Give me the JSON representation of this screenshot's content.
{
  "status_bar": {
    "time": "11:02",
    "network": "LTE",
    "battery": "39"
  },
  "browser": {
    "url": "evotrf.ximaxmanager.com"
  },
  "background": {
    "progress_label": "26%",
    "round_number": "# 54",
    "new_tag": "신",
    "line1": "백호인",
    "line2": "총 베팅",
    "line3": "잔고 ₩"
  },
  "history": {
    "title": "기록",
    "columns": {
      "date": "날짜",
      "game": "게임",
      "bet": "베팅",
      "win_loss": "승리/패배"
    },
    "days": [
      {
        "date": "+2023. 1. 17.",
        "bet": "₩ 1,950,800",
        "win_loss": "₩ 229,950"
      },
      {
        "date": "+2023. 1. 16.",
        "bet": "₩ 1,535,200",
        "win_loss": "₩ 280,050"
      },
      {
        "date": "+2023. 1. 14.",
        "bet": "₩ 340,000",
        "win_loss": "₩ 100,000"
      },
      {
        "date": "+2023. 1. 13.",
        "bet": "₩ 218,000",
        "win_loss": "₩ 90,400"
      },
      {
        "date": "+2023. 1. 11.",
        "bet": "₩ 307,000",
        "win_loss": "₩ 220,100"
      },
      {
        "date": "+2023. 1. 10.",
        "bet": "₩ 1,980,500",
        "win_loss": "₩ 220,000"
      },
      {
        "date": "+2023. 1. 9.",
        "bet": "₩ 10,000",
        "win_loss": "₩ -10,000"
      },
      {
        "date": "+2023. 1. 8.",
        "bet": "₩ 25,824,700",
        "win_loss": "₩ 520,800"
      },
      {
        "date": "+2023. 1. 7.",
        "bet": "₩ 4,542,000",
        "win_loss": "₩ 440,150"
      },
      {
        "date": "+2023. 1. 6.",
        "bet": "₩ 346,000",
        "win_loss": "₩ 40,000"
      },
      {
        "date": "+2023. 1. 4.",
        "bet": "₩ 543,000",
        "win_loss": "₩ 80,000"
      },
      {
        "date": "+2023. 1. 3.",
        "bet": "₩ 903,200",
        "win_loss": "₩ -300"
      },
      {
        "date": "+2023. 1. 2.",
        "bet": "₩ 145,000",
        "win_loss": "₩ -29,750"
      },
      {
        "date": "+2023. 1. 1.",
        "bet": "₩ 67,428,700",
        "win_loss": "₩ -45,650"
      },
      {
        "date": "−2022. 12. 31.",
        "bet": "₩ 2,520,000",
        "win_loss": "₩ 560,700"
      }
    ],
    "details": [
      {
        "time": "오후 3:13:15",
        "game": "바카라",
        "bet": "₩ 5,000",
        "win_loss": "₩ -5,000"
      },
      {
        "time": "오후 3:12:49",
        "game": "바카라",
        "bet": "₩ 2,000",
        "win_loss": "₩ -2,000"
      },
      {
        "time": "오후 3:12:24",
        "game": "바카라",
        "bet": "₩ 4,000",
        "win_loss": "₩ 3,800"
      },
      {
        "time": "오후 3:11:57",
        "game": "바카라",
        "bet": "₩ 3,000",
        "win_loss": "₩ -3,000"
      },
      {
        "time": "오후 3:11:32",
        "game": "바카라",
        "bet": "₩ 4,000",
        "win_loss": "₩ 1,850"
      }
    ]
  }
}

◆ Directions for this task: Copy out each record exactly as given, omitting none.

◆ Solution:
Give me the JSON representation of this screenshot's content.
{
  "status_bar": {
    "time": "11:02",
    "network": "LTE",
    "battery": "39"
  },
  "browser": {
    "url": "evotrf.ximaxmanager.com"
  },
  "background": {
    "progress_label": "26%",
    "round_number": "# 54",
    "new_tag": "신",
    "line1": "백호인",
    "line2": "총 베팅",
    "line3": "잔고 ₩"
  },
  "history": {
    "title": "기록",
    "columns": {
      "date": "날짜",
      "game": "게임",
      "bet": "베팅",
      "win_loss": "승리/패배"
    },
    "days": [
      {
        "date": "+2023. 1. 17.",
        "bet": "₩ 1,950,800",
        "win_loss": "₩ 229,950"
      },
      {
        "date": "+2023. 1. 16.",
        "bet": "₩ 1,535,200",
        "win_loss": "₩ 280,050"
      },
      {
        "date": "+2023. 1. 14.",
        "bet": "₩ 340,000",
        "win_loss": "₩ 100,000"
      },
      {
        "date": "+2023. 1. 13.",
        "bet": "₩ 218,000",
        "win_loss": "₩ 90,400"
      },
      {
        "date": "+2023. 1. 11.",
        "bet": "₩ 307,000",
        "win_loss": "₩ 220,100"
      },
      {
        "date": "+2023. 1. 10.",
        "bet": "₩ 1,980,500",
        "win_loss": "₩ 220,000"
      },
      {
        "date": "+2023. 1. 9.",
        "bet": "₩ 10,000",
        "win_loss": "₩ -10,000"
      },
      {
        "date": "+2023. 1. 8.",
        "bet": "₩ 25,824,700",
        "win_loss": "₩ 520,800"
      },
      {
        "date": "+2023. 1. 7.",
        "bet": "₩ 4,542,000",
        "win_loss": "₩ 440,150"
      },
      {
        "date": "+2023. 1. 6.",
        "bet": "₩ 346,000",
        "win_loss": "₩ 40,000"
      },
      {
        "date": "+2023. 1. 4.",
        "bet": "₩ 543,000",
        "win_loss": "₩ 80,000"
      },
      {
        "date": "+2023. 1. 3.",
        "bet": "₩ 903,200",
        "win_loss": "₩ -300"
      },
      {
        "date": "+2023. 1. 2.",
        "bet": "₩ 145,000",
        "win_loss": "₩ -29,750"
      },
      {
        "date": "+2023. 1. 1.",
        "bet": "₩ 67,428,700",
        "win_loss": "₩ -45,650"
      },
      {
        "date": "−2022. 12. 31.",
        "bet": "₩ 2,520,000",
        "win_loss": "₩ 560,700"
      }
    ],
    "details": [
      {
        "time": "오후 3:13:15",
        "game": "바카라",
        "bet": "₩ 5,000",
        "win_loss": "₩ -5,000"
      },
      {
        "time": "오후 3:12:49",
        "game": "바카라",
        "bet": "₩ 2,000",
        "win_loss": "₩ -2,000"
      },
      {
        "time": "오후 3:12:24",
        "game": "바카라",
        "bet": "₩ 4,000",
        "win_loss": "₩ 3,800"
      },
      {
        "time": "오후 3:11:57",
        "game": "바카라",
        "bet": "₩ 3,000",
        "win_loss": "₩ -3,000"
      },
      {
        "time": "오후 3:11:32",
        "game": "바카라",
        "bet": "₩ 4,000",
        "win_loss": "₩ 1,850"
      }
    ]
  }
}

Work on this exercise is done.